__Given request__.
Leave out every picture, then transcribe the rest of the listing exactly.
— begin Records for processing —
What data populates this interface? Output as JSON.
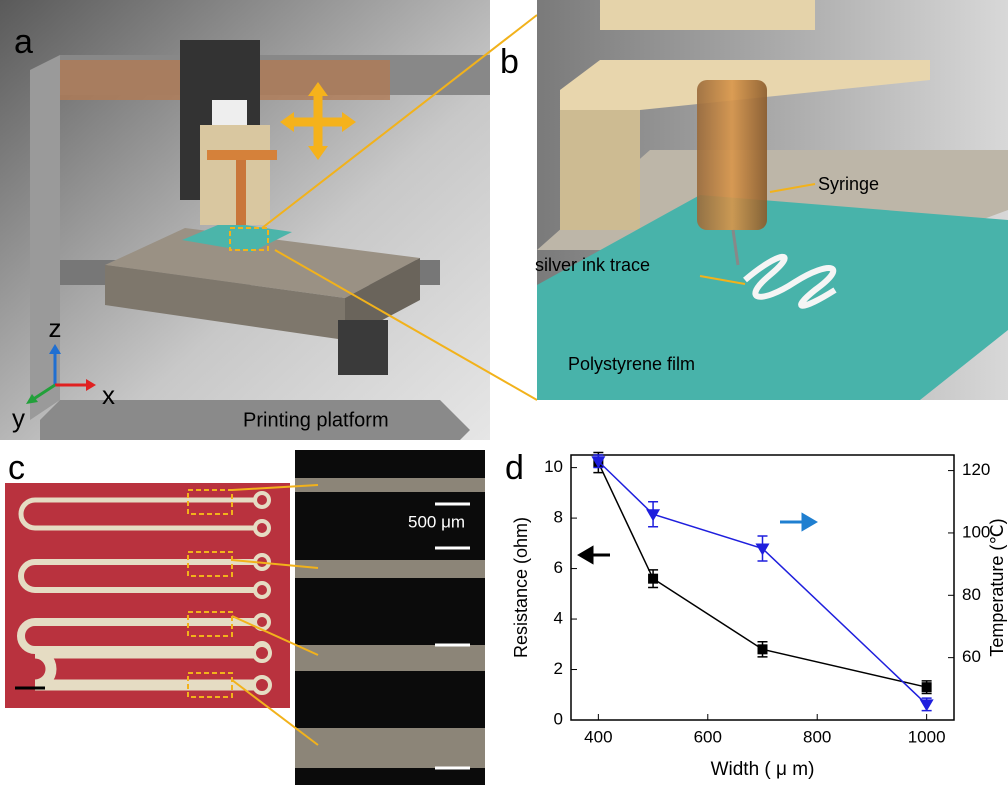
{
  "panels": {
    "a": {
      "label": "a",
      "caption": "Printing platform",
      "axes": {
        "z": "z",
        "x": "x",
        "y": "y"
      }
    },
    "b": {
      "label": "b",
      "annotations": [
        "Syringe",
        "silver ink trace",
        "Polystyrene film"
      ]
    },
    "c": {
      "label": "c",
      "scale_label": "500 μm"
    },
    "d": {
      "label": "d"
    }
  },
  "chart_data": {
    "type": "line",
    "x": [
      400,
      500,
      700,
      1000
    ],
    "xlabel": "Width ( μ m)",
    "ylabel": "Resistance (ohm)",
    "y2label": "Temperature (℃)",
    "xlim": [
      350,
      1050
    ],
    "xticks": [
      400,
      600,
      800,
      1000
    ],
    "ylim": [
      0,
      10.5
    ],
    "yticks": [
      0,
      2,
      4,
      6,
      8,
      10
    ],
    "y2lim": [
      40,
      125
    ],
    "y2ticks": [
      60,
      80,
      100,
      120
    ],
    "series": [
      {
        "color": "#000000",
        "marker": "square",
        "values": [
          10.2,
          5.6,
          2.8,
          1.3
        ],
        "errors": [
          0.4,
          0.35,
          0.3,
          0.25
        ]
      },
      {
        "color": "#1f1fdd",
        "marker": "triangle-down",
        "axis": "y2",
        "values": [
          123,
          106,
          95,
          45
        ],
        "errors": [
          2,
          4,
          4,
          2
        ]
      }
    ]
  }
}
— end Records for processing —
__Output of the exercise__.
What data populates this interface? Output as JSON.
{
  "panels": {
    "a": {
      "label": "a",
      "caption": "Printing platform",
      "axes": {
        "z": "z",
        "x": "x",
        "y": "y"
      }
    },
    "b": {
      "label": "b",
      "annotations": [
        "Syringe",
        "silver ink trace",
        "Polystyrene film"
      ]
    },
    "c": {
      "label": "c",
      "scale_label": "500 μm"
    },
    "d": {
      "label": "d"
    }
  },
  "chart_data": {
    "type": "line",
    "x": [
      400,
      500,
      700,
      1000
    ],
    "xlabel": "Width ( μ m)",
    "ylabel": "Resistance (ohm)",
    "y2label": "Temperature (℃)",
    "xlim": [
      350,
      1050
    ],
    "xticks": [
      400,
      600,
      800,
      1000
    ],
    "ylim": [
      0,
      10.5
    ],
    "yticks": [
      0,
      2,
      4,
      6,
      8,
      10
    ],
    "y2lim": [
      40,
      125
    ],
    "y2ticks": [
      60,
      80,
      100,
      120
    ],
    "series": [
      {
        "color": "#000000",
        "marker": "square",
        "values": [
          10.2,
          5.6,
          2.8,
          1.3
        ],
        "errors": [
          0.4,
          0.35,
          0.3,
          0.25
        ]
      },
      {
        "color": "#1f1fdd",
        "marker": "triangle-down",
        "axis": "y2",
        "values": [
          123,
          106,
          95,
          45
        ],
        "errors": [
          2,
          4,
          4,
          2
        ]
      }
    ]
  }
}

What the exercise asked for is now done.